START MATERIAL PROVIDED

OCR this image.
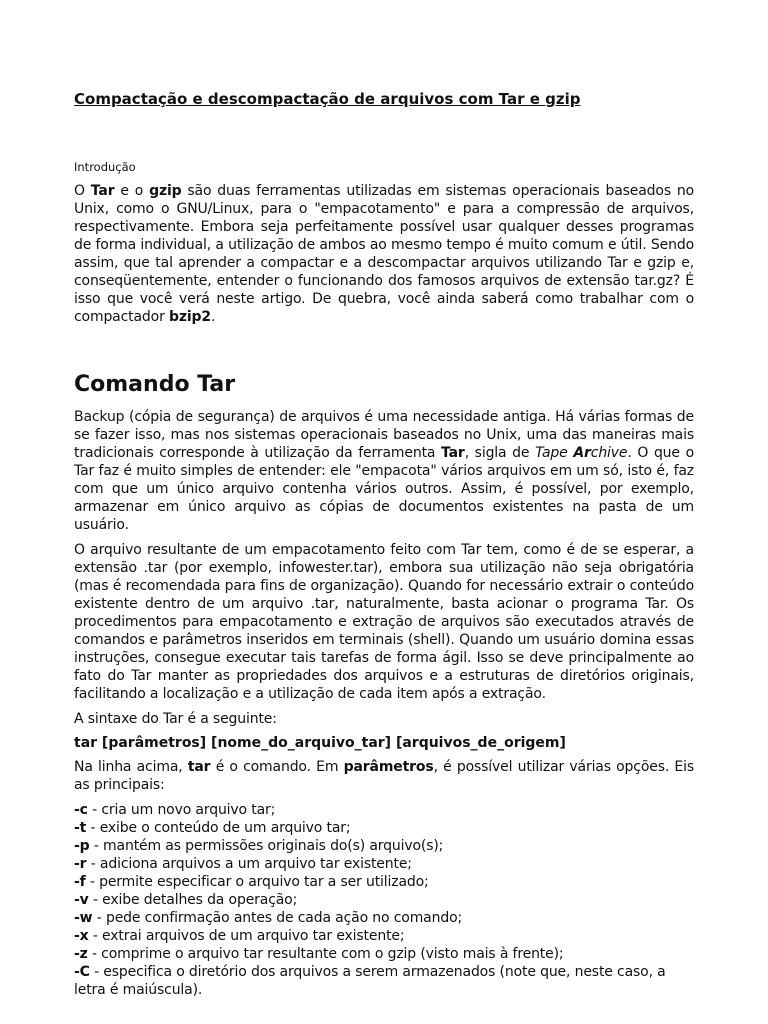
Compactação e descompactação de arquivos com Tar e gzip
Introdução

O Tar e o gzip são duas ferramentas utilizadas em sistemas operacionais baseados no Unix, como o GNU/Linux, para o "empacotamento" e para a compressão de arquivos, respectivamente. Embora seja perfeitamente possível usar qualquer desses programas de forma individual, a utilização de ambos ao mesmo tempo é muito comum e útil. Sendo assim, que tal aprender a compactar e a descompactar arquivos utilizando Tar e gzip e, conseqüentemente, entender o funcionando dos famosos arquivos de extensão tar.gz? É isso que você verá neste artigo. De quebra, você ainda saberá como trabalhar com o compactador bzip2.

Comando Tar

Backup (cópia de segurança) de arquivos é uma necessidade antiga. Há várias formas de se fazer isso, mas nos sistemas operacionais baseados no Unix, uma das maneiras mais tradicionais corresponde à utilização da ferramenta Tar, sigla de Tape Archive. O que o Tar faz é muito simples de entender: ele "empacota" vários arquivos em um só, isto é, faz com que um único arquivo contenha vários outros. Assim, é possível, por exemplo, armazenar em único arquivo as cópias de documentos existentes na pasta de um usuário.

O arquivo resultante de um empacotamento feito com Tar tem, como é de se esperar, a extensão .tar (por exemplo, infowester.tar), embora sua utilização não seja obrigatória (mas é recomendada para fins de organização). Quando for necessário extrair o conteúdo existente dentro de um arquivo .tar, naturalmente, basta acionar o programa Tar. Os procedimentos para empacotamento e extração de arquivos são executados através de comandos e parâmetros inseridos em terminais (shell). Quando um usuário domina essas instruções, consegue executar tais tarefas de forma ágil. Isso se deve principalmente ao fato do Tar manter as propriedades dos arquivos e a estruturas de diretórios originais, facilitando a localização e a utilização de cada item após a extração.

A sintaxe do Tar é a seguinte:

tar [parâmetros] [nome_do_arquivo_tar] [arquivos_de_origem]

Na linha acima, tar é o comando. Em parâmetros, é possível utilizar várias opções. Eis as principais:

-c - cria um novo arquivo tar;
-t - exibe o conteúdo de um arquivo tar;
-p - mantém as permissões originais do(s) arquivo(s);
-r - adiciona arquivos a um arquivo tar existente;
-f - permite especificar o arquivo tar a ser utilizado;
-v - exibe detalhes da operação;
-w - pede confirmação antes de cada ação no comando;
-x - extrai arquivos de um arquivo tar existente;
-z - comprime o arquivo tar resultante com o gzip (visto mais à frente);
-C - especifica o diretório dos arquivos a serem armazenados (note que, neste caso, a letra é maiúscula).
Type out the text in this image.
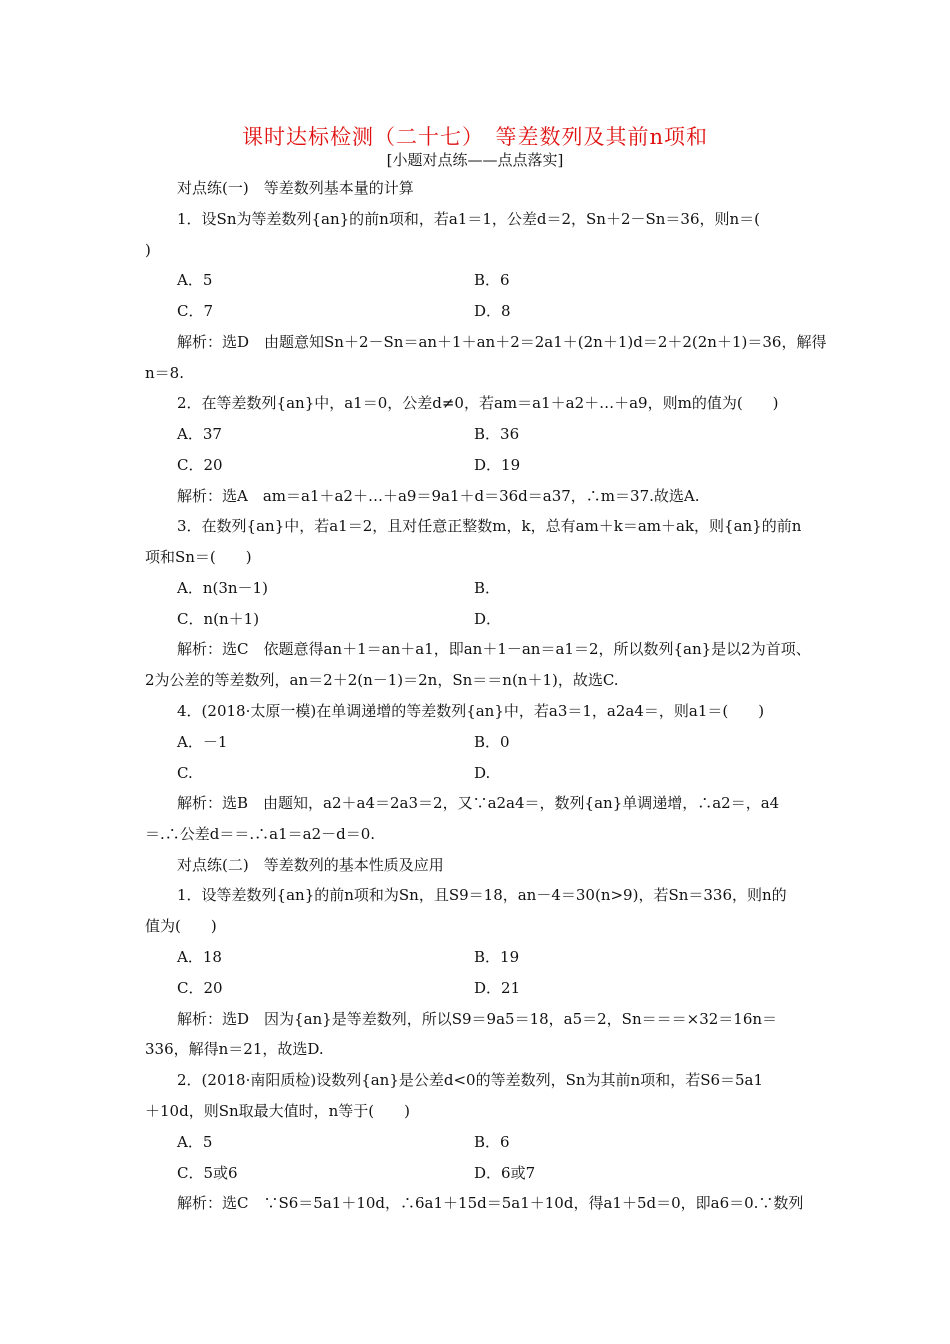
课时达标检测（二十七）　等差数列及其前n项和
[小题对点练——点点落实]
对点练(一)　等差数列基本量的计算
1．设Sn为等差数列{an}的前n项和，若a1＝1，公差d＝2，Sn＋2－Sn＝36，则n＝(
)
A．5	B．6
C．7	D．8
解析：选D　由题意知Sn＋2－Sn＝an＋1＋an＋2＝2a1＋(2n＋1)d＝2＋2(2n＋1)＝36，解得
n＝8.
2．在等差数列{an}中，a1＝0，公差d≠0，若am＝a1＋a2＋…＋a9，则m的值为(　　)
A．37	B．36
C．20	D．19
解析：选A　am＝a1＋a2＋…＋a9＝9a1＋d＝36d＝a37，∴m＝37.故选A.
3．在数列{an}中，若a1＝2，且对任意正整数m，k，总有am＋k＝am＋ak，则{an}的前n
项和Sn＝(　　)
A．n(3n－1)	B．
C．n(n＋1)	D．
解析：选C　依题意得an＋1＝an＋a1，即an＋1－an＝a1＝2，所以数列{an}是以2为首项、
2为公差的等差数列，an＝2＋2(n－1)＝2n，Sn＝＝n(n＋1)，故选C.
4．(2018·太原一模)在单调递增的等差数列{an}中，若a3＝1，a2a4＝，则a1＝(　　)
A．－1	B．0
C.	D.
解析：选B　由题知，a2＋a4＝2a3＝2，又∵a2a4＝，数列{an}单调递增，∴a2＝，a4
＝.∴公差d＝＝.∴a1＝a2－d＝0.
对点练(二)　等差数列的基本性质及应用
1．设等差数列{an}的前n项和为Sn，且S9＝18，an－4＝30(n>9)，若Sn＝336，则n的
值为(　　)
A．18	B．19
C．20	D．21
解析：选D　因为{an}是等差数列，所以S9＝9a5＝18，a5＝2，Sn＝＝＝×32＝16n＝
336，解得n＝21，故选D.
2．(2018·南阳质检)设数列{an}是公差d<0的等差数列，Sn为其前n项和，若S6＝5a1
＋10d，则Sn取最大值时，n等于(　　)
A．5	B．6
C．5或6	D．6或7
解析：选C　∵S6＝5a1＋10d，∴6a1＋15d＝5a1＋10d，得a1＋5d＝0，即a6＝0.∵数列
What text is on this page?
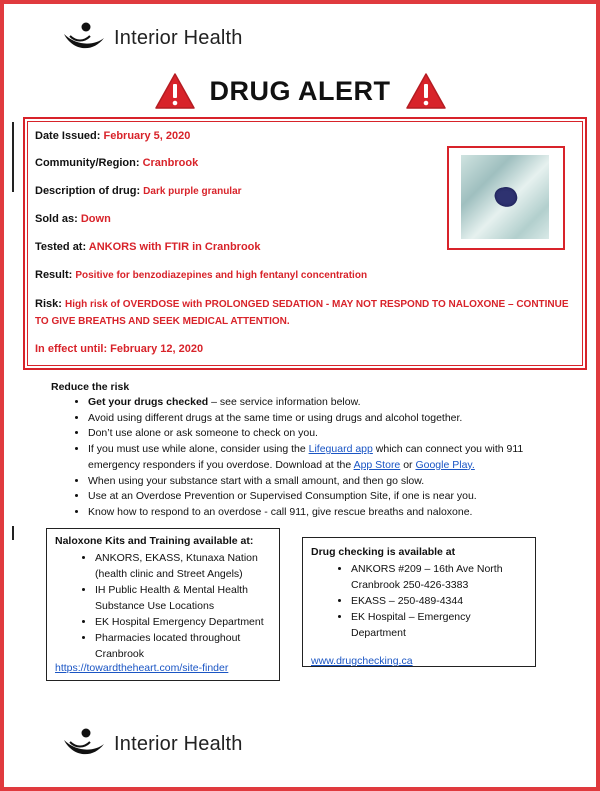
Interior Health
DRUG ALERT
Date Issued: February 5, 2020
Community/Region: Cranbrook
Description of drug: Dark purple granular
Sold as: Down
Tested at: ANKORS with FTIR in Cranbrook
Result: Positive for benzodiazepines and high fentanyl concentration
Risk: High risk of OVERDOSE with PROLONGED SEDATION - MAY NOT RESPOND TO NALOXONE – CONTINUE TO GIVE BREATHS AND SEEK MEDICAL ATTENTION.
In effect until: February 12, 2020
Reduce the risk
• Get your drugs checked – see service information below.
• Avoid using different drugs at the same time or using drugs and alcohol together.
• Don’t use alone or ask someone to check on you.
• If you must use while alone, consider using the Lifeguard app which can connect you with 911 emergency responders if you overdose. Download at the App Store or Google Play.
• When using your substance start with a small amount, and then go slow.
• Use at an Overdose Prevention or Supervised Consumption Site, if one is near you.
• Know how to respond to an overdose - call 911, give rescue breaths and naloxone.
Naloxone Kits and Training available at:
• ANKORS, EKASS, Ktunaxa Nation (health clinic and Street Angels)
• IH Public Health & Mental Health Substance Use Locations
• EK Hospital Emergency Department
• Pharmacies located throughout Cranbrook
https://towardtheheart.com/site-finder
Drug checking is available at
• ANKORS #209 – 16th Ave North Cranbrook 250-426-3383
• EKASS – 250-489-4344
• EK Hospital – Emergency Department
www.drugchecking.ca
Interior Health
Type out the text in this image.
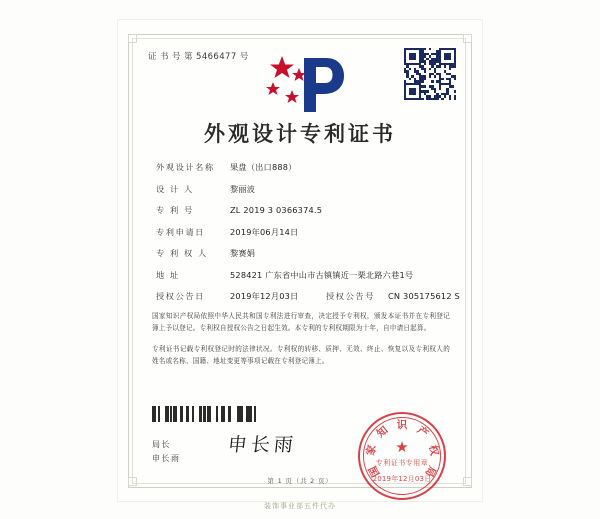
证 书 号 第 5466477 号
外观设计专利证书
外观设计名称	果盘（出口888）
设 计 人	黎丽波
专 利 号	ZL 2019 3 0366374.5
专利申请日	2019年06月14日
专 利 权 人	黎赛娟
地 址	528421 广东省中山市古镇镇近一栗北路六巷1号
授权公告日	2019年12月03日	授权公告号	CN 305175612 S

国家知识产权局依照中华人民共和国专利法进行审查，决定授予专利权，颁发本证书并在专利登记簿上予以登记。专利权自授权公告之日起生效。本专利的专利权期限为十年，自申请日起算。

专利证书记载专利权登记时的法律状况。专利权的转移、质押、无效、终止、恢复以及专利权人的姓名或名称、国籍、地址变更等事项记载在专利登记簿上。

局长
申长雨
申长雨	★
专利证书专用章
2019年12月03日
国
家
知 识 产
权
局
第 1 页（共 2 页）
装饰事业部五件代办
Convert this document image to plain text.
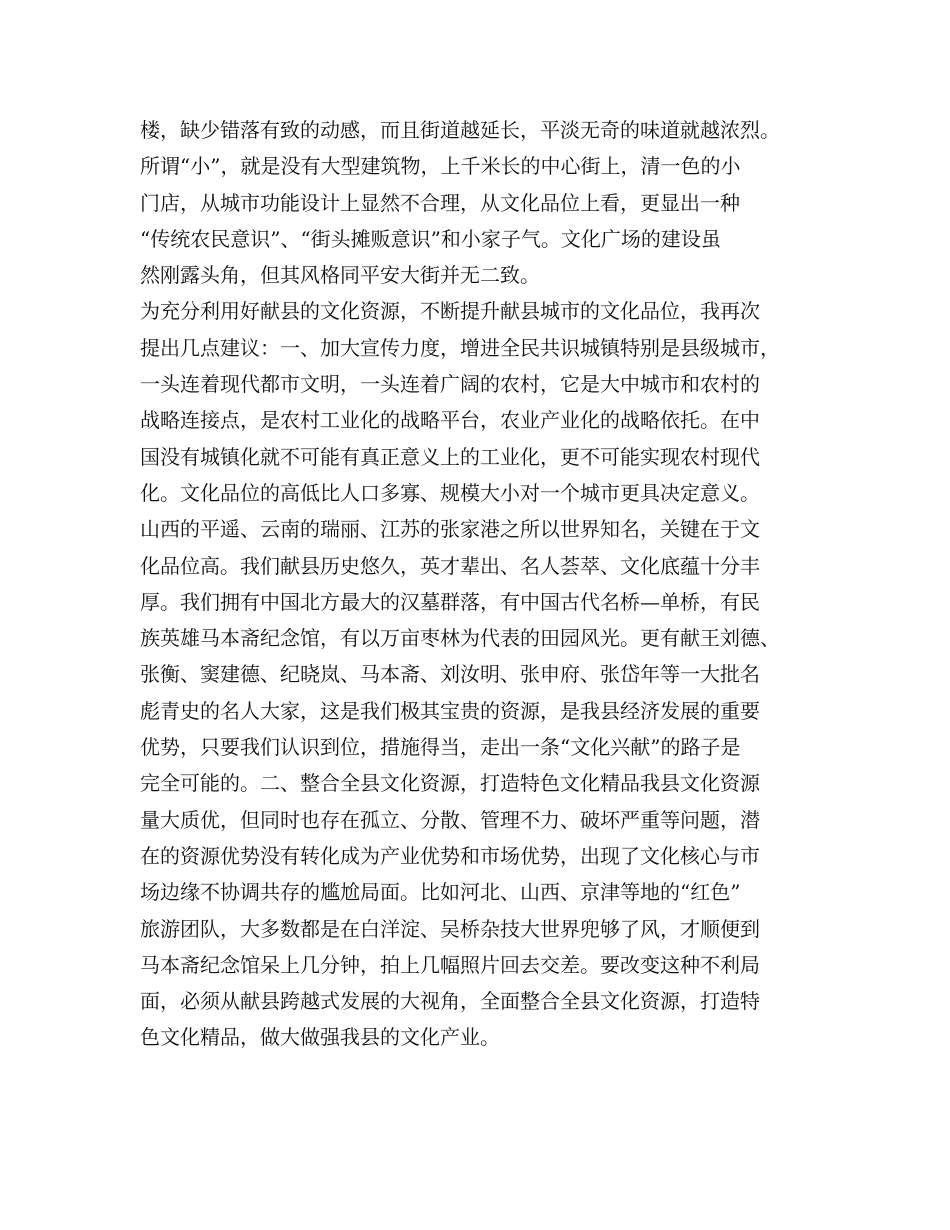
楼，缺少错落有致的动感，而且街道越延长，平淡无奇的味道就越浓烈。
所谓“小”，就是没有大型建筑物，上千米长的中心街上，清一色的小
门店，从城市功能设计上显然不合理，从文化品位上看，更显出一种
“传统农民意识”、“街头摊贩意识”和小家子气。文化广场的建设虽
然刚露头角，但其风格同平安大街并无二致。
为充分利用好献县的文化资源，不断提升献县城市的文化品位，我再次
提出几点建议：一、加大宣传力度，增进全民共识城镇特别是县级城市，
一头连着现代都市文明，一头连着广阔的农村，它是大中城市和农村的
战略连接点，是农村工业化的战略平台，农业产业化的战略依托。在中
国没有城镇化就不可能有真正意义上的工业化，更不可能实现农村现代
化。文化品位的高低比人口多寡、规模大小对一个城市更具决定意义。
山西的平遥、云南的瑞丽、江苏的张家港之所以世界知名，关键在于文
化品位高。我们献县历史悠久，英才辈出、名人荟萃、文化底蕴十分丰
厚。我们拥有中国北方最大的汉墓群落，有中国古代名桥—单桥，有民
族英雄马本斋纪念馆，有以万亩枣林为代表的田园风光。更有献王刘德、
张衡、窦建德、纪晓岚、马本斋、刘汝明、张申府、张岱年等一大批名
彪青史的名人大家，这是我们极其宝贵的资源，是我县经济发展的重要
优势，只要我们认识到位，措施得当，走出一条“文化兴献”的路子是
完全可能的。二、整合全县文化资源，打造特色文化精品我县文化资源
量大质优，但同时也存在孤立、分散、管理不力、破坏严重等问题，潜
在的资源优势没有转化成为产业优势和市场优势，出现了文化核心与市
场边缘不协调共存的尴尬局面。比如河北、山西、京津等地的“红色”
旅游团队，大多数都是在白洋淀、吴桥杂技大世界兜够了风，才顺便到
马本斋纪念馆呆上几分钟，拍上几幅照片回去交差。要改变这种不利局
面，必须从献县跨越式发展的大视角，全面整合全县文化资源，打造特
色文化精品，做大做强我县的文化产业。
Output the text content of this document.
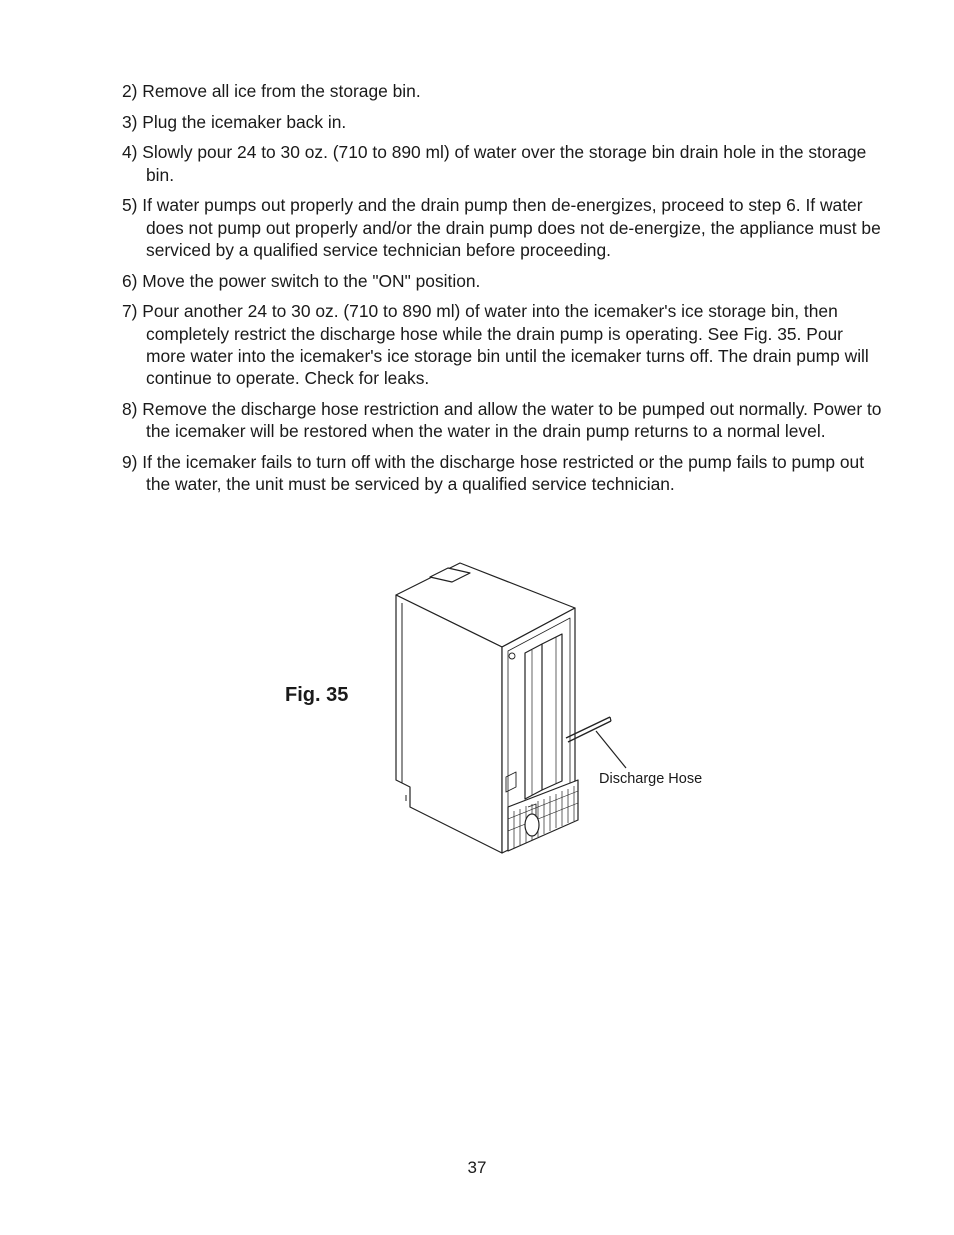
2) Remove all ice from the storage bin.
3) Plug the icemaker back in.
4) Slowly pour 24 to 30 oz. (710 to 890 ml) of water over the storage bin drain hole in the storage bin.
5) If water pumps out properly and the drain pump then de-energizes, proceed to step 6. If water does not pump out properly and/or the drain pump does not de-energize, the appliance must be serviced by a qualified service technician before proceeding.
6) Move the power switch to the "ON" position.
7) Pour another 24 to 30 oz. (710 to 890 ml) of water into the icemaker's ice storage bin, then completely restrict the discharge hose while the drain pump is operating. See Fig. 35. Pour more water into the icemaker's ice storage bin until the icemaker turns off. The drain pump will continue to operate. Check for leaks.
8) Remove the discharge hose restriction and allow the water to be pumped out normally. Power to the icemaker will be restored when the water in the drain pump returns to a normal level.
9) If the icemaker fails to turn off with the discharge hose restricted or the pump fails to pump out the water, the unit must be serviced by a qualified service technician.
Fig. 35
Discharge Hose
37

END MATERIAL PROVIDED

**TASK GOAL**.
Reply with one number only: how many lines of the listing hold "Unix"?

**OUTPUT**.
2